== Exercise ==
Lines containing the string "icon" are to be collected in full.

** START Records shown **

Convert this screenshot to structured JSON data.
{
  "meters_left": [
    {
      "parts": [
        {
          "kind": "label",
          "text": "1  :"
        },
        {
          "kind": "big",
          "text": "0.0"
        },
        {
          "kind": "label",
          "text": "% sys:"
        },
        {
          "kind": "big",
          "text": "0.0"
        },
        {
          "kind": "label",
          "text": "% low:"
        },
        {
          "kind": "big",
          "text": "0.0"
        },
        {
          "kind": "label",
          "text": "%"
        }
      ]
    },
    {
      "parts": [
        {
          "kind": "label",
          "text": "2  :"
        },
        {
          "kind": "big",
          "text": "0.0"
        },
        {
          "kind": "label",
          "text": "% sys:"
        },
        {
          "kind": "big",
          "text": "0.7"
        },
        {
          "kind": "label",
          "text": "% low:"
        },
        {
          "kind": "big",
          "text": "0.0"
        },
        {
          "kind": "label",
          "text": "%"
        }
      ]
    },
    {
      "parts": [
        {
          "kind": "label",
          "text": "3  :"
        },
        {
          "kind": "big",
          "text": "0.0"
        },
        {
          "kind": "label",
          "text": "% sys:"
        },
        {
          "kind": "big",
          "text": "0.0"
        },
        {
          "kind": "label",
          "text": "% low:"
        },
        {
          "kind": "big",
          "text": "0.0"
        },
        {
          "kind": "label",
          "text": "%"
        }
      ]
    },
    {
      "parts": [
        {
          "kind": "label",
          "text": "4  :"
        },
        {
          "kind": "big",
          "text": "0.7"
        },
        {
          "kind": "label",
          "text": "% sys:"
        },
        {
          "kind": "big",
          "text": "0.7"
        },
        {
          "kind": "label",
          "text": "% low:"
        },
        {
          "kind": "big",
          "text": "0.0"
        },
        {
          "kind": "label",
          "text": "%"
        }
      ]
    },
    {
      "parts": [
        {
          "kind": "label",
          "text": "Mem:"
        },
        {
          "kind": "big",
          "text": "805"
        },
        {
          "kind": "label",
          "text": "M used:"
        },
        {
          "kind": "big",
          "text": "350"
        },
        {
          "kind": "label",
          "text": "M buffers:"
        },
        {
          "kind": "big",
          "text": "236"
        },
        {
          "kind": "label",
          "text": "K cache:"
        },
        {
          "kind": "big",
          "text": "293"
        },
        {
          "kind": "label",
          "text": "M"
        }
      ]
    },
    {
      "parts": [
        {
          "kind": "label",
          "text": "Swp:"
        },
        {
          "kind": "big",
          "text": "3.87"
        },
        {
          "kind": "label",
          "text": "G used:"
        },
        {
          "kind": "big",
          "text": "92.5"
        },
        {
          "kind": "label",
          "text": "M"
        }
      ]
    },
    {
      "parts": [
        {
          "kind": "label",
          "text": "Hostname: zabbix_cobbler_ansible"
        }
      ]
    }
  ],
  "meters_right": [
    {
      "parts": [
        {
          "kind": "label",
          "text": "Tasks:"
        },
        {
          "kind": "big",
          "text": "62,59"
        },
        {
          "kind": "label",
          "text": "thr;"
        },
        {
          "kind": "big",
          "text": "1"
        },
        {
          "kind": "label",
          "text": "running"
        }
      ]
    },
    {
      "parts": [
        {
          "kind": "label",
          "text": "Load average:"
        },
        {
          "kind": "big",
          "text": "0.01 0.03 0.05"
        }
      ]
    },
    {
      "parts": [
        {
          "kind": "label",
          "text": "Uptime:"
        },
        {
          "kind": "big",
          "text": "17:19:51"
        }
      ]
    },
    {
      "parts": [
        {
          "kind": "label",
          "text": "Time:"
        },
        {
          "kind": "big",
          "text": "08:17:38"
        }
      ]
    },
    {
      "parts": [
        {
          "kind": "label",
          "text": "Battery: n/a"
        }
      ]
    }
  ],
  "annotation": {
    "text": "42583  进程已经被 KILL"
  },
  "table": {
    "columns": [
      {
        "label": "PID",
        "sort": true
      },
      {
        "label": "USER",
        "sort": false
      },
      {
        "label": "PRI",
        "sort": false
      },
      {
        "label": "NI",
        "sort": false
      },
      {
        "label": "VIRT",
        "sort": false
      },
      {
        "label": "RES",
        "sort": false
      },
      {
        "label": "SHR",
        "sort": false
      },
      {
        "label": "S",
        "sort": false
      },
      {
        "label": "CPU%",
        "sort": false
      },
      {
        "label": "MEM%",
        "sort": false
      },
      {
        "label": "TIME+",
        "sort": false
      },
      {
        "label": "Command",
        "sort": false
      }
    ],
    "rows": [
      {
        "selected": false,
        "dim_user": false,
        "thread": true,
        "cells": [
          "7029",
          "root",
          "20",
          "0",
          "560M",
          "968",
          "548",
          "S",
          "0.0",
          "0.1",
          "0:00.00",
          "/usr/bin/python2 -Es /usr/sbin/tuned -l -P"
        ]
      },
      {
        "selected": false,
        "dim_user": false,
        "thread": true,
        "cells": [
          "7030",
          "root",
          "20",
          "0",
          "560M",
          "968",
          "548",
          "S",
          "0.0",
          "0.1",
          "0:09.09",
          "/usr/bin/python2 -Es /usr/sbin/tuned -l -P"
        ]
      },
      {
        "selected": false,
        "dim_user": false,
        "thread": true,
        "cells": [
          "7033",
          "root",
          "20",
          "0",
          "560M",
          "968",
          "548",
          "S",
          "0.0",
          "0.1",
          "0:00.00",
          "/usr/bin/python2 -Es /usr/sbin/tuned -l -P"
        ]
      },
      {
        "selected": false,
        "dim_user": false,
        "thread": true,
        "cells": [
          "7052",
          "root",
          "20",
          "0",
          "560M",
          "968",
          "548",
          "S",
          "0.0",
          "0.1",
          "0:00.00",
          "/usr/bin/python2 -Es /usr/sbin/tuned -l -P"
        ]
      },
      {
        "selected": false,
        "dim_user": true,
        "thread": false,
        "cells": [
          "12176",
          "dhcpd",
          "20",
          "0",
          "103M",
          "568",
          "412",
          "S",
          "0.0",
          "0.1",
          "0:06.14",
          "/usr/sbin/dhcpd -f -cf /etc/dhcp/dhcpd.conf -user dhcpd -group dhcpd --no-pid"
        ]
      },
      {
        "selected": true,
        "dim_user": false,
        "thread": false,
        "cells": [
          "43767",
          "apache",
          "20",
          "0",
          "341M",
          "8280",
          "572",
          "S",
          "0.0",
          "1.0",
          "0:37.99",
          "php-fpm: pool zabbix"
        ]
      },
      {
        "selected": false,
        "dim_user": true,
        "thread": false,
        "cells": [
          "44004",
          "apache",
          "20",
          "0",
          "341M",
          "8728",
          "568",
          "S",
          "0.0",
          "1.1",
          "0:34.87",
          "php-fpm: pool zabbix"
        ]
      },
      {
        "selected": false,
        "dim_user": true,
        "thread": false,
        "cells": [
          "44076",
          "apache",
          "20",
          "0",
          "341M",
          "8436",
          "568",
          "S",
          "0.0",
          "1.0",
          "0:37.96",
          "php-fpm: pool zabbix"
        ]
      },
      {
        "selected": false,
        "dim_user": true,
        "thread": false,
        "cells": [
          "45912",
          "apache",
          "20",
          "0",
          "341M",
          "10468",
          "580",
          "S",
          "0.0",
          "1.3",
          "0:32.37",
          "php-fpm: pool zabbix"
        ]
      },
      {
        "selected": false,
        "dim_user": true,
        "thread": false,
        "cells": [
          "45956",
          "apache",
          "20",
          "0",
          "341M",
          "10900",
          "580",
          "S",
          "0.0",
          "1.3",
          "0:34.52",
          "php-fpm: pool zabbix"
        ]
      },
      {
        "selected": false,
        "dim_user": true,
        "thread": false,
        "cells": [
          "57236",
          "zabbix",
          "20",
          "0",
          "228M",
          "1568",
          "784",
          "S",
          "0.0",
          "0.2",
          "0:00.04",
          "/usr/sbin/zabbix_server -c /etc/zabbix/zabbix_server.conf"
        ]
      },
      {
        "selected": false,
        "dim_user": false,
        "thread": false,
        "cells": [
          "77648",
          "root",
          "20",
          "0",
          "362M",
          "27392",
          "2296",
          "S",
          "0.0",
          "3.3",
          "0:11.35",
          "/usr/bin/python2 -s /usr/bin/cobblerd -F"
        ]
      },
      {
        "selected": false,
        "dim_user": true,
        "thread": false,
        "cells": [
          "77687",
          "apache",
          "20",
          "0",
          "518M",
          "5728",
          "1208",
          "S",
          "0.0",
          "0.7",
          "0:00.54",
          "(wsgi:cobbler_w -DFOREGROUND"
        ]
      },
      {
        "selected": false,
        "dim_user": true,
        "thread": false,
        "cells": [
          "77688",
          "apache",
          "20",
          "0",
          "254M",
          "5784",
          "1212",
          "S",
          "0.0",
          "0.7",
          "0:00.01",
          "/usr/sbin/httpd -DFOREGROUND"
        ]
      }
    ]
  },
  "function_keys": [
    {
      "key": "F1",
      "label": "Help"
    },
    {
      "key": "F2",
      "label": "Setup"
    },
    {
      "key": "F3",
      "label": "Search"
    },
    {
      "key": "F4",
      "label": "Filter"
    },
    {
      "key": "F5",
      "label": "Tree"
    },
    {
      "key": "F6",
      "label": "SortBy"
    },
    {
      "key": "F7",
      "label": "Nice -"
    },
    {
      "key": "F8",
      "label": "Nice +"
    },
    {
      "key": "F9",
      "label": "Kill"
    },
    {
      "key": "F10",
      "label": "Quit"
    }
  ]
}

** END Records shown **
** START Records shown **

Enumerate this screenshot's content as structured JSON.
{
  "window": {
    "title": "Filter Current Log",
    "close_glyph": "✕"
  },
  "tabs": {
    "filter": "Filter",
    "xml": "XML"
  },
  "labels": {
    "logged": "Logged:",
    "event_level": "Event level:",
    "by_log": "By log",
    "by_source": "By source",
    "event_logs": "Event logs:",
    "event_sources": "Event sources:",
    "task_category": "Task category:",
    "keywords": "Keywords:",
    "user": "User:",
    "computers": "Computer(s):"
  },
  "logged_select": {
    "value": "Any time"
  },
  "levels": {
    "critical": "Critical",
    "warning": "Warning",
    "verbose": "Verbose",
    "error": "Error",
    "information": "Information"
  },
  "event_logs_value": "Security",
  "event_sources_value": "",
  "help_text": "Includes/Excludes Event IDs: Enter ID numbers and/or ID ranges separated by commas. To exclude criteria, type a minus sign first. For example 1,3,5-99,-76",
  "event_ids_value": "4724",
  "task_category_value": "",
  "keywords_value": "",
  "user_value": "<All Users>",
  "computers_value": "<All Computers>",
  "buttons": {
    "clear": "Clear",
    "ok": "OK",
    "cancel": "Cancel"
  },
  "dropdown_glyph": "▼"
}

** END Records shown **
** START Records shown **

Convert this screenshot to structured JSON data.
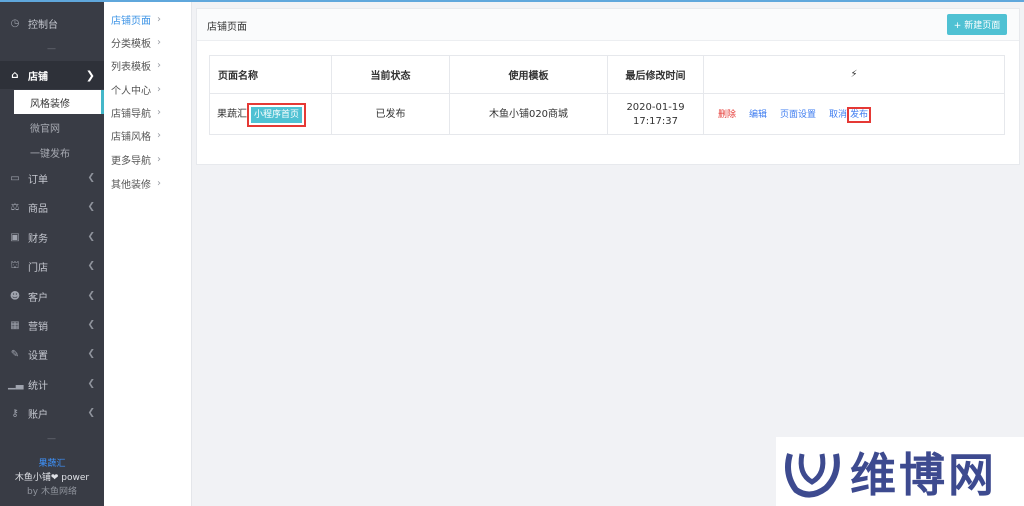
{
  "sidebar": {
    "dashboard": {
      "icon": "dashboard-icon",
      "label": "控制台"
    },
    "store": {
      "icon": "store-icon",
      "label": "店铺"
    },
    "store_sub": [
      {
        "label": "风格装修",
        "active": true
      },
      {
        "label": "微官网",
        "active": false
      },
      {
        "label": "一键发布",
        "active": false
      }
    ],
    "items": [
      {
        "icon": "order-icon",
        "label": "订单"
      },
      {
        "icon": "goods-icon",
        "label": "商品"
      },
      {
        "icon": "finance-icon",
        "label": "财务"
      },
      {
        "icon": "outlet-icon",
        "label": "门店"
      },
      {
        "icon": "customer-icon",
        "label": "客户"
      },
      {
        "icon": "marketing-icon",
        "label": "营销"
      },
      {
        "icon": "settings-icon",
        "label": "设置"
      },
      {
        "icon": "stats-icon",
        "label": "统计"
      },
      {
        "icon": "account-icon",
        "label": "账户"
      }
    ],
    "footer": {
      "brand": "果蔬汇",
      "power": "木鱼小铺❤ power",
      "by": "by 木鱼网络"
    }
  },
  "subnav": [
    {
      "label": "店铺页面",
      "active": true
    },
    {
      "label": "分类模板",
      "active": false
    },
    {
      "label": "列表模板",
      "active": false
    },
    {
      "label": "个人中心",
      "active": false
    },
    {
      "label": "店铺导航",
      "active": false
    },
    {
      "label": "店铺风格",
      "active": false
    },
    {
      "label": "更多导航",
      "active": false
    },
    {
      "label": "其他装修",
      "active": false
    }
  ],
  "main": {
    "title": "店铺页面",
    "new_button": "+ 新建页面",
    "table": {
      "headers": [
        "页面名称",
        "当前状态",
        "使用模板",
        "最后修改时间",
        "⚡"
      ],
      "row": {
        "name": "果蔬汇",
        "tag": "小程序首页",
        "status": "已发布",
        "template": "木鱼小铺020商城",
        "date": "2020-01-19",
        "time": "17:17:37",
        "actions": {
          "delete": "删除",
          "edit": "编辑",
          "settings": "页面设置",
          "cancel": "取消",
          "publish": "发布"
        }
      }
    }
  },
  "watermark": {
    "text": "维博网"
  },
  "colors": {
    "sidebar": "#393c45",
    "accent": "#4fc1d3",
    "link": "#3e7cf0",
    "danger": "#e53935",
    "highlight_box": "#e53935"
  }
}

** END Records shown **

== Exercise solution ==
      "icon": "dashboard-icon",
      "icon": "store-icon",
        "icon": "order-icon",
        "icon": "goods-icon",
        "icon": "finance-icon",
        "icon": "outlet-icon",
        "icon": "customer-icon",
        "icon": "marketing-icon",
        "icon": "settings-icon",
        "icon": "stats-icon",
        "icon": "account-icon",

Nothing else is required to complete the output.